# Urgent cherche table pour ordinateur...



## leicafilm (1 Décembre 2013)

Bonsoir à tous, je suis évidement dans mon lit, et je cherche ... Une table de lit pour mon Mac. 

Je cherche te top en table de lit   pour mon ordinateur, peu importe son prix (façon de parler). 
Unique véritable condition est de l'acheter en Belgique. Donc si vous connaissez une marque de table de lit pour ordinateur pouvant se trouver ou être distribuée en Belgique, je vous serai reconnaissance tout ma vie. Cordialement.


----------



## pascalformac (1 Décembre 2013)

tu as un compte bancaire
 t'as probabement aussi une carte de paiment
la plupart des sites en EUROPE peuvent livrer partout en EUROPE
( parfois avec un leger supplement)

donc ne pas se limiter aux boutiques physiques belges
( par contre  prudence avec certains sites HORS europe dont les livraisons sont plus aléatoires ou TRES cheres)


et si tu aimes le bricolage
ily a des milliers de schemas et instructions pour s'en fabriquer une
Ca a le mérite de permettre, en adaptant tel ou tel détail ,  d'avoir exactement ce que tu veux


----------



## WebOliver (1 Décembre 2013)

Au moins que ce fil serve à quelque-chose.


----------



## macomaniac (1 Décembre 2013)

Salut *leicafilm*.

Je pense que ton message serait mieux à sa place dans le sous-forum «_Customisation_».

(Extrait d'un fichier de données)
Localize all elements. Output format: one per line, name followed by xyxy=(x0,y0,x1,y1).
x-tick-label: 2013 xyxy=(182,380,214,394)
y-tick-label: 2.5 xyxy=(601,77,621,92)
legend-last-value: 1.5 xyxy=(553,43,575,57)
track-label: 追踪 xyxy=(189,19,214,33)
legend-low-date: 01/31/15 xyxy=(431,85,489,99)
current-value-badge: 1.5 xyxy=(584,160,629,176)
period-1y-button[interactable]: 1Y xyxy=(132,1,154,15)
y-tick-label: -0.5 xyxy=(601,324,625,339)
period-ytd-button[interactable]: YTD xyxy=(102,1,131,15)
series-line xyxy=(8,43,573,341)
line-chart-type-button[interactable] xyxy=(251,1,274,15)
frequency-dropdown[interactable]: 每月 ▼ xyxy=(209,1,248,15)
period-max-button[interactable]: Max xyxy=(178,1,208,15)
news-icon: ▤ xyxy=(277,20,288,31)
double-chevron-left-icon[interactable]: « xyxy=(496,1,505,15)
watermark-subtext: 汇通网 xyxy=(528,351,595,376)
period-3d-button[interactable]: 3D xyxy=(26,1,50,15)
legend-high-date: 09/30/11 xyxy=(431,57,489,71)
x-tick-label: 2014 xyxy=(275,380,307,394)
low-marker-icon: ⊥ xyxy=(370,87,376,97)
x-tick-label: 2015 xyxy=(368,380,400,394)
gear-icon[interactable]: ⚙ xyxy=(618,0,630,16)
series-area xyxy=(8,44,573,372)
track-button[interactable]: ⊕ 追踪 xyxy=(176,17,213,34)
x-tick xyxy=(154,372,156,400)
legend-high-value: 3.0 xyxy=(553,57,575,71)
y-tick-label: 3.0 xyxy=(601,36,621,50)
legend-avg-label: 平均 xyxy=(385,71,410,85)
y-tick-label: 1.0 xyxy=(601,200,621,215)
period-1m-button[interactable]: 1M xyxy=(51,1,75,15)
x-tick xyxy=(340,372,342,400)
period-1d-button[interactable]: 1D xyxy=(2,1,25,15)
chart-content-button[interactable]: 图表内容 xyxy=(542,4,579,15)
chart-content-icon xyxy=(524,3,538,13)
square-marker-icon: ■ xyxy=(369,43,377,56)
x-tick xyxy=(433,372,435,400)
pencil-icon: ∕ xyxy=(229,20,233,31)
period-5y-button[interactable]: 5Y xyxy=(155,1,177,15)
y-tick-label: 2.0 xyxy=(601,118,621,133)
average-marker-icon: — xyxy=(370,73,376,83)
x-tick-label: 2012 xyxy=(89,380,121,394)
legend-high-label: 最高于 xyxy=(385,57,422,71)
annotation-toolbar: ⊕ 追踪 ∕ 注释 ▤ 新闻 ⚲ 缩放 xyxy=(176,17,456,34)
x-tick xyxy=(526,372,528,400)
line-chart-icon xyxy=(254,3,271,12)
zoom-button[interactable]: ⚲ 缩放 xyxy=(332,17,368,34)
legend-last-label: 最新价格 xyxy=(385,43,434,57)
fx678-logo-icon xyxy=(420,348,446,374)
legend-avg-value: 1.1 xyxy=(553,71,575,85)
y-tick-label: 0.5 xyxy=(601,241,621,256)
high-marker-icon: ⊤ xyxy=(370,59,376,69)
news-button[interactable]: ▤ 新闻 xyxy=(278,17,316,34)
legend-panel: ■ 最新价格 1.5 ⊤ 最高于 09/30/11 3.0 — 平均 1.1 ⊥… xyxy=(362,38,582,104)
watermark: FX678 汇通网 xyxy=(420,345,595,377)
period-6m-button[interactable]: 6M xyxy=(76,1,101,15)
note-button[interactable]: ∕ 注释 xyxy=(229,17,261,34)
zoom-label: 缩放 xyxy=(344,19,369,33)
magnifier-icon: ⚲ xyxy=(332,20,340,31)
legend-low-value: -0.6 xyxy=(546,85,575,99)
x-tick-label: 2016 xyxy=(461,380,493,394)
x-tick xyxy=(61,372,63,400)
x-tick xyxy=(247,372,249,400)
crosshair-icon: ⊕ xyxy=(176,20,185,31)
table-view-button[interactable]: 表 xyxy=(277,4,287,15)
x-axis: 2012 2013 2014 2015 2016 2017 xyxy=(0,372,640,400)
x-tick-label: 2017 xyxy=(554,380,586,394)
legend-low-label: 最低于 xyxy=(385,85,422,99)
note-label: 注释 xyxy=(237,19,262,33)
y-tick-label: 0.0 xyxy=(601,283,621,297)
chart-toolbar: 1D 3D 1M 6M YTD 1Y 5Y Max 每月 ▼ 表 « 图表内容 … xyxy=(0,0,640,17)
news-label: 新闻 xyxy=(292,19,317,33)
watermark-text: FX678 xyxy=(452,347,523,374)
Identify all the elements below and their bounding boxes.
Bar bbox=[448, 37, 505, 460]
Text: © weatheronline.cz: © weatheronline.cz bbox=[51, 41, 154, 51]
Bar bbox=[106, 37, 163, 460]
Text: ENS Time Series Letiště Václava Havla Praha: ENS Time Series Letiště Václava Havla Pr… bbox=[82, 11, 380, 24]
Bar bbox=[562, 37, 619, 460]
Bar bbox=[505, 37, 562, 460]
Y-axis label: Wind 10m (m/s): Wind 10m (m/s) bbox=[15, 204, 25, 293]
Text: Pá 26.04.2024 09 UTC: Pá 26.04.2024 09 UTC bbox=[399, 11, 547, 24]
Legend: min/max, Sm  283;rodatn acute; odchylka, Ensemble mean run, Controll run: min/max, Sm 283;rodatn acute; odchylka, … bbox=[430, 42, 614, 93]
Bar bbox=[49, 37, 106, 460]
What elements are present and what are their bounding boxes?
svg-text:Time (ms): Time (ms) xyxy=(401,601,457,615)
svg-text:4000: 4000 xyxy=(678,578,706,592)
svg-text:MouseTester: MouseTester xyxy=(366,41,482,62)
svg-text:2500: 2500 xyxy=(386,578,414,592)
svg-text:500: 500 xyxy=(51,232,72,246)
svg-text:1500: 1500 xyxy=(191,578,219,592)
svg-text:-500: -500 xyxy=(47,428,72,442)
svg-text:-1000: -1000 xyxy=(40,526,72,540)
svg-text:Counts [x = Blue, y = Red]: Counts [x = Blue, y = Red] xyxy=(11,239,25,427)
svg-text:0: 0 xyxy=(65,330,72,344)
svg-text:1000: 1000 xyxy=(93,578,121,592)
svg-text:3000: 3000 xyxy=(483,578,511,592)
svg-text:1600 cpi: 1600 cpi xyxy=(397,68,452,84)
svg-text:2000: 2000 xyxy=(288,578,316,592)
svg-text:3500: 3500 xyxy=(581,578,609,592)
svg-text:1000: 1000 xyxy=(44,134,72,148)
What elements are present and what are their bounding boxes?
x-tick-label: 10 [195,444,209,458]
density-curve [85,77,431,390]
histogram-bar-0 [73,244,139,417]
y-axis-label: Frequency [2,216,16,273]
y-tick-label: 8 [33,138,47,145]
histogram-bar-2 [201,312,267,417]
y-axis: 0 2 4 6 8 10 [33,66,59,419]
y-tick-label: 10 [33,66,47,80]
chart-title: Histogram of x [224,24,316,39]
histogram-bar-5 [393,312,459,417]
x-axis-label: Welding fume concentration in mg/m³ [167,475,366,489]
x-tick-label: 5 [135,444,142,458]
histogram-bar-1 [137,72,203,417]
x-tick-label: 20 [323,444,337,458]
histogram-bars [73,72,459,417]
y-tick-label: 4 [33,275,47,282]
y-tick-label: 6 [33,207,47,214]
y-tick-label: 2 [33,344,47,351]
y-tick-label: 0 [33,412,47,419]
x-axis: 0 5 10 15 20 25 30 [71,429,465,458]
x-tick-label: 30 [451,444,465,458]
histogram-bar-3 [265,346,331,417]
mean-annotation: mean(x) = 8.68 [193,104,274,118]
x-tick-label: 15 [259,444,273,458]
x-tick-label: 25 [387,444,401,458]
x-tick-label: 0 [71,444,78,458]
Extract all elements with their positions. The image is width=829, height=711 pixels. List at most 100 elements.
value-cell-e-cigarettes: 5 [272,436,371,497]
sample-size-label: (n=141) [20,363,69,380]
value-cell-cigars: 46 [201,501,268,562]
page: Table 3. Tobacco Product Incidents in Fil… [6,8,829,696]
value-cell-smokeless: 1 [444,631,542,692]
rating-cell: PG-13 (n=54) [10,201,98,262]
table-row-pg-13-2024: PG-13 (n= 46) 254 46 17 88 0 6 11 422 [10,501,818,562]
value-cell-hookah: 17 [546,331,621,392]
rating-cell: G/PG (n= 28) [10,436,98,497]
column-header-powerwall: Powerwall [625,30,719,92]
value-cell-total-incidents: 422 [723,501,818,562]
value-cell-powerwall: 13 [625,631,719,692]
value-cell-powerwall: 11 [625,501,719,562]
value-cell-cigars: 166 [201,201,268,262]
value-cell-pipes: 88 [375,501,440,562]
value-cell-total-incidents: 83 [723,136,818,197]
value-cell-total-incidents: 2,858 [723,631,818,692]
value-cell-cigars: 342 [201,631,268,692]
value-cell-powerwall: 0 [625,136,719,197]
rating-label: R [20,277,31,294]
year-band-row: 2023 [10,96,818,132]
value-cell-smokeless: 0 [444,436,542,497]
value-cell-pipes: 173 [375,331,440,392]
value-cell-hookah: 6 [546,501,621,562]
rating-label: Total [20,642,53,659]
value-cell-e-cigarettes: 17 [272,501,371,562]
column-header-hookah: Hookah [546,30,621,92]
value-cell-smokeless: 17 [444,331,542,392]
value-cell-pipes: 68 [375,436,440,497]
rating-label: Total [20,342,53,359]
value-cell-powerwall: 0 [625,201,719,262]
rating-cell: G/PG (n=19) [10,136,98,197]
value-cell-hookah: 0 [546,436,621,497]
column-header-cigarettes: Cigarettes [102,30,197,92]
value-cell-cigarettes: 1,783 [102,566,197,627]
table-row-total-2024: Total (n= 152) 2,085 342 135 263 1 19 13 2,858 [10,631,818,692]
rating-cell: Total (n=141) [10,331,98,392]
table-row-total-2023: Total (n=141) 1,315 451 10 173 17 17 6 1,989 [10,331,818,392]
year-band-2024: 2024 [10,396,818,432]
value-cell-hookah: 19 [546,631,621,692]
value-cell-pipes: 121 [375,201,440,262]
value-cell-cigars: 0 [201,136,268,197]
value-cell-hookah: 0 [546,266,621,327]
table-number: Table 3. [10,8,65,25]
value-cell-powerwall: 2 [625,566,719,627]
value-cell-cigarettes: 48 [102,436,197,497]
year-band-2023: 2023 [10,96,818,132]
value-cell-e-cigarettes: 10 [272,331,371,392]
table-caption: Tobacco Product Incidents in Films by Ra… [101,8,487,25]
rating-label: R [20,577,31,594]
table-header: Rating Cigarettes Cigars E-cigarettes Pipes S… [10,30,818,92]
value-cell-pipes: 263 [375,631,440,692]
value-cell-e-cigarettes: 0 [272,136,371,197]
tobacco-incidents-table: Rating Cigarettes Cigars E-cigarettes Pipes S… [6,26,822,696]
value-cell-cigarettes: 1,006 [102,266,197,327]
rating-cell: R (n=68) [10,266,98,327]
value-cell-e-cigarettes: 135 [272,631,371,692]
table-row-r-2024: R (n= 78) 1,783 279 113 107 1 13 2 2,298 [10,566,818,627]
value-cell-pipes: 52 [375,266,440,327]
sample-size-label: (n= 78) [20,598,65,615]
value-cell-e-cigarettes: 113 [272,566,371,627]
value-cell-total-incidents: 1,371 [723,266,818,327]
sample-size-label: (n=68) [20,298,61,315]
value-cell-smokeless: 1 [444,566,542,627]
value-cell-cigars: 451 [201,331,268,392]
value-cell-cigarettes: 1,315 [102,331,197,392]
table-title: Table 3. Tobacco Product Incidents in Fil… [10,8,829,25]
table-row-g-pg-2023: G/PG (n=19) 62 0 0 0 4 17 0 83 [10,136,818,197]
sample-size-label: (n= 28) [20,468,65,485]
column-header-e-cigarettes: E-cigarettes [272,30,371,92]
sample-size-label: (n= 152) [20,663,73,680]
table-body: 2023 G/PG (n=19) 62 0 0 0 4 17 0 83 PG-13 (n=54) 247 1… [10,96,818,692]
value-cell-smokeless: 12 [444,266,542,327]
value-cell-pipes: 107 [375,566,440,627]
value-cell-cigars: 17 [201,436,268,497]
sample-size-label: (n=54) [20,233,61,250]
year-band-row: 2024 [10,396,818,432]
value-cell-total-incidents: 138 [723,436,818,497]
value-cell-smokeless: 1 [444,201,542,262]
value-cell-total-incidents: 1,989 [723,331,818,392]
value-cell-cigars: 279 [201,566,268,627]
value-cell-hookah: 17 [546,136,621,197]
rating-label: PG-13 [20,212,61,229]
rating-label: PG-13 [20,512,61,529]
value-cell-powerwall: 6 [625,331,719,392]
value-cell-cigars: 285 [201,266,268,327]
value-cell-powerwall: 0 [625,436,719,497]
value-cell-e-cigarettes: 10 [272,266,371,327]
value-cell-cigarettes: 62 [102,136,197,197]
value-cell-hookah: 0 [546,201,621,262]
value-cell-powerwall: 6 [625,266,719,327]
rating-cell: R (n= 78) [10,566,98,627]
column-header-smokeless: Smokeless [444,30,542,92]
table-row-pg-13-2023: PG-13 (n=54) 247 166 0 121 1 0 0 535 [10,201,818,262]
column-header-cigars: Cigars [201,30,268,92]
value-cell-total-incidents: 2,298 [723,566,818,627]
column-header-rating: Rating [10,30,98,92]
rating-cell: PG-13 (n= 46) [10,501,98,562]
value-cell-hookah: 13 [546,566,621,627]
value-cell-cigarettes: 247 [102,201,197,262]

EXERCICES À RÉALISER ->
A: Répondez aux questions suivantes à partir du fil de discussion sur la table de lit pour ordinateur.
(i) Dans quel pays la table doit-elle être achetée, selon leicafilm ?
(ii) D'après pascalformac, avec quels sites faut-il faire preuve de prudence ?
(iii) Dans quel sous-forum macomaniac juge-t-il que le message serait mieux placé ?
B: Reproduisez fidèlement le passage du fil de discussion sur la table de lit pour ordinateur qui commence par « Unique véritable condition » et se termine par « un leger supplement) ».

CORRIGÉS DANS L'ORDRE ->
A:
(i) En Belgique.
(ii) Avec certains sites hors d'Europe, dont les livraisons sont plus aléatoires ou très chères.
(iii) Dans le sous-forum « Customisation ».

B:
Unique véritable condition est de l'acheter en Belgique. Donc si vous connaissez une marque de table de lit pour ordinateur pouvant se trouver ou être distribuée en Belgique, je vous serai reconnaissance tout ma vie. Cordialement.


----------



## pascalformac (1 Décembre 2013)

tu as un compte bancaire
 t'as probabement aussi une carte de paiment
la plupart des sites en EUROPE peuvent livrer partout en EUROPE
( parfois avec un leger supplement)